EXERCISE
Search the records for "ylabel". Copy every line where it appears.
**** DATASET RECORDS ****
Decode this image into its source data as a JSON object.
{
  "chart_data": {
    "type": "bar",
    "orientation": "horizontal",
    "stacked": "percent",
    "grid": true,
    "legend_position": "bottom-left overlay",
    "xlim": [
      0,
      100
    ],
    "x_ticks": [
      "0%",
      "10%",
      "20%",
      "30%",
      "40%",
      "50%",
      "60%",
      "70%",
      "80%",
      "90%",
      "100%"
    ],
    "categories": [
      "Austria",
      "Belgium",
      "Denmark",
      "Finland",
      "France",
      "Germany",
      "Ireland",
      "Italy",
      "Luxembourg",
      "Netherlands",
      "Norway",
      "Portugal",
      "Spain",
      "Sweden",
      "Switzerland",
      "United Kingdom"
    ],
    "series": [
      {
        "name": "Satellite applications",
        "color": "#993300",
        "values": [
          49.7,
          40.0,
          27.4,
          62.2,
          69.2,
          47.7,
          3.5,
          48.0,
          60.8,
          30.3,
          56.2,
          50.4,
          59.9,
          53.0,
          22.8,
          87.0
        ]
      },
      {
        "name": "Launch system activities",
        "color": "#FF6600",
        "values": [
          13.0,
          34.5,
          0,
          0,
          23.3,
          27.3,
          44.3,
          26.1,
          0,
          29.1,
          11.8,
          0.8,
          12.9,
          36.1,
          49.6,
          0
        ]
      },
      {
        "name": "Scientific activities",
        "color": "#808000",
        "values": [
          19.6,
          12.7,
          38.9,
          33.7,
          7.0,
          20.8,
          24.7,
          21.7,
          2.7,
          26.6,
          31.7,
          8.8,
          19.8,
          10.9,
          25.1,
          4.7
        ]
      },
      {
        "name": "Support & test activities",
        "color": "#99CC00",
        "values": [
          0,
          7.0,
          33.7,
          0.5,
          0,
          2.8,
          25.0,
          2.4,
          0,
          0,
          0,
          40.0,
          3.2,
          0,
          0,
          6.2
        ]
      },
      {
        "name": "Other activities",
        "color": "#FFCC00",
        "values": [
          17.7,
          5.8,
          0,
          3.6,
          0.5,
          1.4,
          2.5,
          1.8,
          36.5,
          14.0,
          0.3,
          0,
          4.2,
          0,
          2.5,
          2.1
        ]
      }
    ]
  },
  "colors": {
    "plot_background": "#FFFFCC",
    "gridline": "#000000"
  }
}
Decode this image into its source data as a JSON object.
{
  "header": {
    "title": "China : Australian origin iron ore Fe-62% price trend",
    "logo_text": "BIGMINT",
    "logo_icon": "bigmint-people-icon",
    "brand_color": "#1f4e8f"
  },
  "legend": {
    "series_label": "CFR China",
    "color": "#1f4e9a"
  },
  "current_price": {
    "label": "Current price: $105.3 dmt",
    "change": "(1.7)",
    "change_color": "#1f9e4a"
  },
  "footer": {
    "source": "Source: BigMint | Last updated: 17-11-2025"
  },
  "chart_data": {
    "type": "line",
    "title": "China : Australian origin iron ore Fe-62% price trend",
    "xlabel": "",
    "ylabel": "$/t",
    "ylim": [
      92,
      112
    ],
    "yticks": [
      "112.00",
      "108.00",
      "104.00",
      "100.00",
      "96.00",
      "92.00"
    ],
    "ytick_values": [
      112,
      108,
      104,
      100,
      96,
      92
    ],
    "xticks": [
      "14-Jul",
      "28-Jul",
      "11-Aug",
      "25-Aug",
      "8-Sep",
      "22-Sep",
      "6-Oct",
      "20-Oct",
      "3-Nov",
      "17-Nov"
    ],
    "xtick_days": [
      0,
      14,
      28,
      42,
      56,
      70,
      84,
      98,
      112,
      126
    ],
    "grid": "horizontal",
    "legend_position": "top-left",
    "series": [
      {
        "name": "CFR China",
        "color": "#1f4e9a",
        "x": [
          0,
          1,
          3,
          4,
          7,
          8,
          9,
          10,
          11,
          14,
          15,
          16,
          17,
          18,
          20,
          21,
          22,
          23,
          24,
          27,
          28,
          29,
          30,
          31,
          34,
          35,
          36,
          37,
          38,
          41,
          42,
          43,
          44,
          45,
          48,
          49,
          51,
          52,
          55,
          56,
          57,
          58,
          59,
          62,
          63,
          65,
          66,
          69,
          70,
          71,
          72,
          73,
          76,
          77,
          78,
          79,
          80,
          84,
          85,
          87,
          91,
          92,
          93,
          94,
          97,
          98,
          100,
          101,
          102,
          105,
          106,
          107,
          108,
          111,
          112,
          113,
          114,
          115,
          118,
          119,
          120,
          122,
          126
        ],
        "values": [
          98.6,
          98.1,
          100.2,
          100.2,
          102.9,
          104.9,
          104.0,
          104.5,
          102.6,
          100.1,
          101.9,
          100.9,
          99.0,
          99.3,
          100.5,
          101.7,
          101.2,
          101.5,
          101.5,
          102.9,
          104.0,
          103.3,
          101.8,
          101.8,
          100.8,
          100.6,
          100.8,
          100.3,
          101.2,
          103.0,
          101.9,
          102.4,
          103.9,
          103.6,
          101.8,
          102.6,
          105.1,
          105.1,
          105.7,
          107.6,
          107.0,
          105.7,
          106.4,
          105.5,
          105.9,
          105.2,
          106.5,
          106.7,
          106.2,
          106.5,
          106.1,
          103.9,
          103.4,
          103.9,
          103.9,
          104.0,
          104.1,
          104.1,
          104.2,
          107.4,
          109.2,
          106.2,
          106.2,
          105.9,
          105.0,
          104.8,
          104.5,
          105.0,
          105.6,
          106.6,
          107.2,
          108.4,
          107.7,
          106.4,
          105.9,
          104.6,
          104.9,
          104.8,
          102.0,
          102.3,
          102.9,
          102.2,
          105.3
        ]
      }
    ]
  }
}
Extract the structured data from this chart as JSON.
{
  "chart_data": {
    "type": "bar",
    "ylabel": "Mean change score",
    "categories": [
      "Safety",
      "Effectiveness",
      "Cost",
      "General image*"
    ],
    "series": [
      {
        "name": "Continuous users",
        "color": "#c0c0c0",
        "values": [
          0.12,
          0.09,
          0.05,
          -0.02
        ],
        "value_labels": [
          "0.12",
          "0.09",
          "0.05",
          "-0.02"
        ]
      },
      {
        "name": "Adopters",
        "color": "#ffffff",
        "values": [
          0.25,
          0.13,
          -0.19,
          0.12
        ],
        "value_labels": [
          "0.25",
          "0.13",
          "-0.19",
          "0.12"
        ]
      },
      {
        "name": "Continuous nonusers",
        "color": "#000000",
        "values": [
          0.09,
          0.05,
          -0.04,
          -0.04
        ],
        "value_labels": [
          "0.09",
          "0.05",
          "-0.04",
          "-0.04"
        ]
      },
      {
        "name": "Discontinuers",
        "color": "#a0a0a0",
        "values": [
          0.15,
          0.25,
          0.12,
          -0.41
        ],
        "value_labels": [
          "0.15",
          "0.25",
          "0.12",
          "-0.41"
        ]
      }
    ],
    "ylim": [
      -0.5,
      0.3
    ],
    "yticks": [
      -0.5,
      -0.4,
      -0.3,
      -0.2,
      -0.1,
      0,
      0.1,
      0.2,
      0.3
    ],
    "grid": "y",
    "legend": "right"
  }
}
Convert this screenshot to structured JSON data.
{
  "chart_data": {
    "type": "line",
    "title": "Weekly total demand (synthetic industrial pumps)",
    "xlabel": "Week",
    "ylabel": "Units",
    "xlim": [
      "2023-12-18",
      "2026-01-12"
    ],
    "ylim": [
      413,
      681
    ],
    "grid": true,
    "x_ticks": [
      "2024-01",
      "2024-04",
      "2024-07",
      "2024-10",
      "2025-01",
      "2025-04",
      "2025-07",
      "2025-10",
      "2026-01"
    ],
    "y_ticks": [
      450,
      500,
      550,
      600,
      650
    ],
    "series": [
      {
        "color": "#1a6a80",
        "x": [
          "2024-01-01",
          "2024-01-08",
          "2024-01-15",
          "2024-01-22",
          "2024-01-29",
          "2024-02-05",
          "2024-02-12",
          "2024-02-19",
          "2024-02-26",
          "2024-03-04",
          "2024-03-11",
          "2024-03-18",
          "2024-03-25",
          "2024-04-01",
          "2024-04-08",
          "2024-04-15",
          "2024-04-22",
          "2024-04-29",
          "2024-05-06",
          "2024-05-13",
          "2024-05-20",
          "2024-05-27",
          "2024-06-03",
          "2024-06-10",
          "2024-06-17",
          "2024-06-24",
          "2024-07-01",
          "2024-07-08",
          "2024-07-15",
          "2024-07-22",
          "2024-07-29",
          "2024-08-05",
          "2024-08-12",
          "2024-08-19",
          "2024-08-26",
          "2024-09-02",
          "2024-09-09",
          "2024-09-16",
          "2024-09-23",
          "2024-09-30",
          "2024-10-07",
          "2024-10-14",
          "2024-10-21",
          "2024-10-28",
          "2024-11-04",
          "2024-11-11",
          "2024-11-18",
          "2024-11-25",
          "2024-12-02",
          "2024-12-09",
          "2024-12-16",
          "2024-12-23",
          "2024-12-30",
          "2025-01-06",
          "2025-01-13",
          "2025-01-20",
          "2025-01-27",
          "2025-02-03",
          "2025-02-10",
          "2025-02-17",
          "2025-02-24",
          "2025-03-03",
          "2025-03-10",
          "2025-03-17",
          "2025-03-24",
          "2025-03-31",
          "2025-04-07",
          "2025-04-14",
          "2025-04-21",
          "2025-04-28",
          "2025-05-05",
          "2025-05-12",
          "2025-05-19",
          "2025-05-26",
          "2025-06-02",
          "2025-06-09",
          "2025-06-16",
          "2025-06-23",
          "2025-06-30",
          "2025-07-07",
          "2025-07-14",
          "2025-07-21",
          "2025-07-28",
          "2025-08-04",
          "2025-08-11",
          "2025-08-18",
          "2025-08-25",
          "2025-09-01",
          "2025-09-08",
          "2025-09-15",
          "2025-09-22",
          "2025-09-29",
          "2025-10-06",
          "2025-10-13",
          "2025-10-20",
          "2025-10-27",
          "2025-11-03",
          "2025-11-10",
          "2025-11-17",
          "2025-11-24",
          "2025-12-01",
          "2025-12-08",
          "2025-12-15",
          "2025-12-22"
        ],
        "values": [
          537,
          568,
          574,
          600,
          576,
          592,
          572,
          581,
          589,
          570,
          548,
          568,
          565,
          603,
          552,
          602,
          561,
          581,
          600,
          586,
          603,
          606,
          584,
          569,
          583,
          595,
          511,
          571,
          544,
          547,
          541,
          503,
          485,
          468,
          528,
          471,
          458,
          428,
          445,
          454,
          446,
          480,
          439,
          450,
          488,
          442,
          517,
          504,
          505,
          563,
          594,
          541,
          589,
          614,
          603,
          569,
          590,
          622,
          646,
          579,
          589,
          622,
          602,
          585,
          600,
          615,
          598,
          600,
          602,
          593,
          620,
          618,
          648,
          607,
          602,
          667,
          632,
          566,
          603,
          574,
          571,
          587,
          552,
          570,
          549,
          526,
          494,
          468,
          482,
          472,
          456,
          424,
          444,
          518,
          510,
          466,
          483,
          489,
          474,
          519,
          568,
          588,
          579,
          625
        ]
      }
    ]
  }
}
****
RIGHT ANSWER
    "ylabel": "$/t",
    "ylabel": "Mean change score",
    "ylabel": "Units",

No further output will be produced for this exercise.